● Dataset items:
□ □ □ □

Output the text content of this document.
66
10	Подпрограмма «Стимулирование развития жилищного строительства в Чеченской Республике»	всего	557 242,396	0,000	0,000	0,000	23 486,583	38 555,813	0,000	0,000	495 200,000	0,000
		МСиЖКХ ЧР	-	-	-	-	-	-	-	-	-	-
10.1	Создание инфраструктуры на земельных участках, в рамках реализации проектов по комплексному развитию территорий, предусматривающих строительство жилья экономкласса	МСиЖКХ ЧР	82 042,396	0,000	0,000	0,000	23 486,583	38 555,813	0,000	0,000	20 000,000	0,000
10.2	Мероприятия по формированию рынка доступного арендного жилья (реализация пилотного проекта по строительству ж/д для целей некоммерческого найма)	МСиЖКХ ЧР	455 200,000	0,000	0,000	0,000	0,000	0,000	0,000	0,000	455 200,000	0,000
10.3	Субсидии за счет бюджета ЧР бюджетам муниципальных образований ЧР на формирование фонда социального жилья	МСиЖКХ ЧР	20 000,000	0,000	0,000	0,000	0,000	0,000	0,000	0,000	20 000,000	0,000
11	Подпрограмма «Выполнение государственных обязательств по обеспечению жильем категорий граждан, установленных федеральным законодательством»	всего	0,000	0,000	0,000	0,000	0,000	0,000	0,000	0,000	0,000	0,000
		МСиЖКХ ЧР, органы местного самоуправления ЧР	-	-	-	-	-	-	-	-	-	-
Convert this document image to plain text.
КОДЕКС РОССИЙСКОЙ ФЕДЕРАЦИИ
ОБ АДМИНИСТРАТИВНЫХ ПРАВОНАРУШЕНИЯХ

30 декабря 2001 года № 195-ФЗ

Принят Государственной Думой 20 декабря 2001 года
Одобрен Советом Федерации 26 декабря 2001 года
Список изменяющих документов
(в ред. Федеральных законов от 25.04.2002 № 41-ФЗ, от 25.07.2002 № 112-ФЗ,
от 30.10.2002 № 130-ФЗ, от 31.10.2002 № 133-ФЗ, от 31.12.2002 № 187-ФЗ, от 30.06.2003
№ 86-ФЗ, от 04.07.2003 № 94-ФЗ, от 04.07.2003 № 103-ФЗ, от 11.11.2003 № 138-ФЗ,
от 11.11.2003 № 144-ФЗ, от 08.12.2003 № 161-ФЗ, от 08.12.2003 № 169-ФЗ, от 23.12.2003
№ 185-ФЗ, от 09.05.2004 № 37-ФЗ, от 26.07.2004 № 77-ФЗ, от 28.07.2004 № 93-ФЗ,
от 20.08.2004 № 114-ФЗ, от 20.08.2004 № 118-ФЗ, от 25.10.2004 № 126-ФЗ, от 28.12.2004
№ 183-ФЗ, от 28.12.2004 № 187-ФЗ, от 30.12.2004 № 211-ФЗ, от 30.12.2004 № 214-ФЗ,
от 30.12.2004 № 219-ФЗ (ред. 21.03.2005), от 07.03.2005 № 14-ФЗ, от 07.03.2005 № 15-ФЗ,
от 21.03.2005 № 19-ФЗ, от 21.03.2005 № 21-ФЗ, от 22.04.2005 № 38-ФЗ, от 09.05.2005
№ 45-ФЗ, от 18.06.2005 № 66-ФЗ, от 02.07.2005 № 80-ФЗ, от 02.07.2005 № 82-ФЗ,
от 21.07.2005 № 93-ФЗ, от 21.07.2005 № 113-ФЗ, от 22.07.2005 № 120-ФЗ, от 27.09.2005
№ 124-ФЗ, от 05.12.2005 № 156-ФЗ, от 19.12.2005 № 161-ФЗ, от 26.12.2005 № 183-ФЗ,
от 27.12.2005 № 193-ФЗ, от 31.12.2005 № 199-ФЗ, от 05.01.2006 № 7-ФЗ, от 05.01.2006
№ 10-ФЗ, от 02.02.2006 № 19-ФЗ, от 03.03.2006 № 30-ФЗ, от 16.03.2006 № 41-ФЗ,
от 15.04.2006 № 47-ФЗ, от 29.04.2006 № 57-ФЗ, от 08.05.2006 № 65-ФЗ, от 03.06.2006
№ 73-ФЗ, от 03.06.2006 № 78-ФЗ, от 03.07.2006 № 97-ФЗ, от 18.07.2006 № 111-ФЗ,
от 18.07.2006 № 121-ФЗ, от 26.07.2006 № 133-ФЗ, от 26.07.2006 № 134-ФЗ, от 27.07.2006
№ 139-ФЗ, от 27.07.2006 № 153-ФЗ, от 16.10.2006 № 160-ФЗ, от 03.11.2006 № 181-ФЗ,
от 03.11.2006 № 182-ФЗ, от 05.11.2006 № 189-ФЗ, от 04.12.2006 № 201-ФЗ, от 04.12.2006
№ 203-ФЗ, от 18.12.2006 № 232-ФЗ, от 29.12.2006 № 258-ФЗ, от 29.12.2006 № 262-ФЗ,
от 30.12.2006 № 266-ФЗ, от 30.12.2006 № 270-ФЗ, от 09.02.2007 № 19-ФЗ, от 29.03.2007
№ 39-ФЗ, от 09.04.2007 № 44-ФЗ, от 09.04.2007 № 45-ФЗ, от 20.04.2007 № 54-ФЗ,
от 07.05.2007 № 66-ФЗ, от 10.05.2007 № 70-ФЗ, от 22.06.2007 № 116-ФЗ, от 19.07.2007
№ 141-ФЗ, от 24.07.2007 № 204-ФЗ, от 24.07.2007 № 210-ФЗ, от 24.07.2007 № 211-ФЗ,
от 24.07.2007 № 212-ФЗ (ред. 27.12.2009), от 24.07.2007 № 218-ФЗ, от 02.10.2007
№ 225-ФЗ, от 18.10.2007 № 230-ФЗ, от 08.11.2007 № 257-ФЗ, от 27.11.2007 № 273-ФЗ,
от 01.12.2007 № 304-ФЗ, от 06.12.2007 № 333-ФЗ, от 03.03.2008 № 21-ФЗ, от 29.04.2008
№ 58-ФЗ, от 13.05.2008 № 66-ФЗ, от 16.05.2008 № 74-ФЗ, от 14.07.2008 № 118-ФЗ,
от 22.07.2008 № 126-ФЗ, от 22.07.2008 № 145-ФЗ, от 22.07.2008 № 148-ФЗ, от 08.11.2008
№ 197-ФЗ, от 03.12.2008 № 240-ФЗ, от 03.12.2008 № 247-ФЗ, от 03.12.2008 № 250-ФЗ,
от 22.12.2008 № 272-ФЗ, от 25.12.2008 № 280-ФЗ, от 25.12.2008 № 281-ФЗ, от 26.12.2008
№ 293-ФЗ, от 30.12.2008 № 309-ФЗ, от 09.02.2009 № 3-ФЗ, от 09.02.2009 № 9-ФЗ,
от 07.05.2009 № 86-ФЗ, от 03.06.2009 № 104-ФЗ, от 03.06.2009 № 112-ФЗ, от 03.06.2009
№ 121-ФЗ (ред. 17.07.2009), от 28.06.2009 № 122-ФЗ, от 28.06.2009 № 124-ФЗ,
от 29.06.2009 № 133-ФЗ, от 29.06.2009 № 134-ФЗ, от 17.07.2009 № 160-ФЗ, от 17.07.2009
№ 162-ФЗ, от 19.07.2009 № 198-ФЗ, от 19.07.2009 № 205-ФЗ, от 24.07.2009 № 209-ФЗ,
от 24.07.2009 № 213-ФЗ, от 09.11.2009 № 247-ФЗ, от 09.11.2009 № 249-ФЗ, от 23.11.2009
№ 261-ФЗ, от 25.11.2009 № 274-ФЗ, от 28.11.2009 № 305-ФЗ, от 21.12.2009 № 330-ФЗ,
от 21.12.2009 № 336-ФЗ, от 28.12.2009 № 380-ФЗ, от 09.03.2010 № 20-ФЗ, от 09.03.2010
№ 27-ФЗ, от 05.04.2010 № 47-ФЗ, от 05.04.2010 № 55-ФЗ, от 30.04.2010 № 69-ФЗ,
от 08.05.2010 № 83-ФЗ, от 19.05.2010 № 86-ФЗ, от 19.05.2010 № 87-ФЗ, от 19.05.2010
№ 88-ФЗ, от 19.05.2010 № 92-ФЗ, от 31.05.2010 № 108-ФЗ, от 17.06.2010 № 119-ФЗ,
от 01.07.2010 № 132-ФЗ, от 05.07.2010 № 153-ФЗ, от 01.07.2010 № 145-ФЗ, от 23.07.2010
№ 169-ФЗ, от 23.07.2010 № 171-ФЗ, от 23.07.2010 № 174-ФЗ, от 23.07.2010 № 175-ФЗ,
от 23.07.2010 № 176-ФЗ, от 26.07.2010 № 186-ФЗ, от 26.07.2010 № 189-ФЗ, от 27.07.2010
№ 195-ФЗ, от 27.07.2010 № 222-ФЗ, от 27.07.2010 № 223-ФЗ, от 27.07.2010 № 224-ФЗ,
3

□ □ □ □

Find "всего". Copy every line it occurs in.

● Exercise solution:
10	Подпрограмма «Стимулирование развития жилищного строительства в Чеченской Республике»	всего	557 242,396	0,000	0,000	0,000	23 486,583	38 555,813	0,000	0,000	495 200,000	0,000
11	Подпрограмма «Выполнение государственных обязательств по обеспечению жильем категорий граждан, установленных федеральным законодательством»	всего	0,000	0,000	0,000	0,000	0,000	0,000	0,000	0,000	0,000	0,000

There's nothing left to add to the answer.